• **TASK TO CARRY OUT**
Make an exact copy of the entries below with the pictures removed.

• **RECORDS TO PROCESS**

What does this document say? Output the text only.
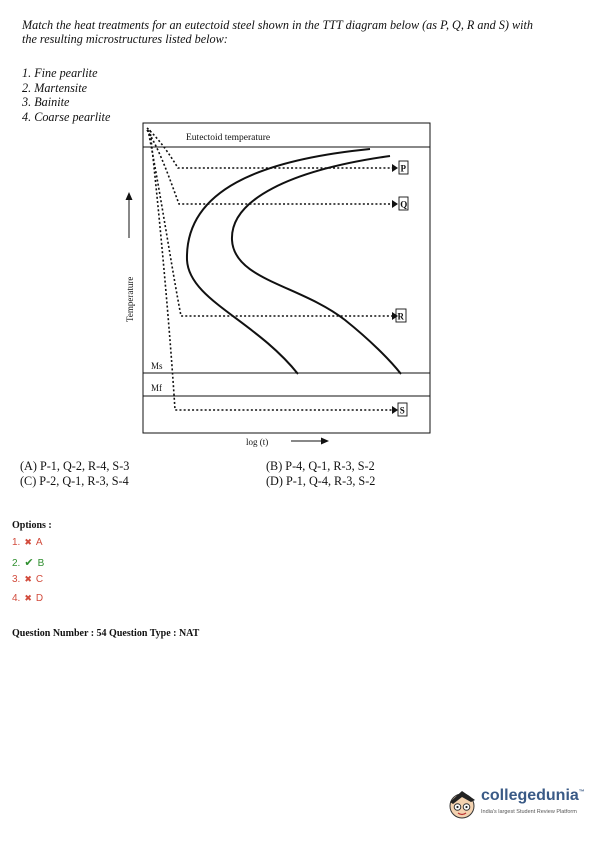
Match the heat treatments for an eutectoid steel shown in the TTT diagram below (as P, Q, R and S) with the resulting microstructures listed below:
1. Fine pearlite
2. Martensite
3. Bainite
4. Coarse pearlite
Eutectoid temperature
P
Q
R
S
Ms
Mf
Temperature
log (t)
(A) P-1, Q-2, R-4, S-3	(B) P-4, Q-1, R-3, S-2
(C) P-2, Q-1, R-3, S-4	(D) P-1, Q-4, R-3, S-2
Options :
1. ✖ A
2. ✔ B
3. ✖ C
4. ✖ D
Question Number : 54 Question Type : NAT
collegedunia™
India's largest Student Review Platform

• **RESULT OF THIS EXERCISE**
What does this document say? Output the text only.
Match the heat treatments for an eutectoid steel shown in the TTT diagram below (as P, Q, R and S) with the resulting microstructures listed below:
1. Fine pearlite
2. Martensite
3. Bainite
4. Coarse pearlite
Eutectoid temperature
P
Q
R
S
Ms
Mf
Temperature
log (t)
(A) P-1, Q-2, R-4, S-3	(B) P-4, Q-1, R-3, S-2
(C) P-2, Q-1, R-3, S-4	(D) P-1, Q-4, R-3, S-2
Options :
1. ✖ A
2. ✔ B
3. ✖ C
4. ✖ D
Question Number : 54 Question Type : NAT
collegedunia™
India's largest Student Review Platform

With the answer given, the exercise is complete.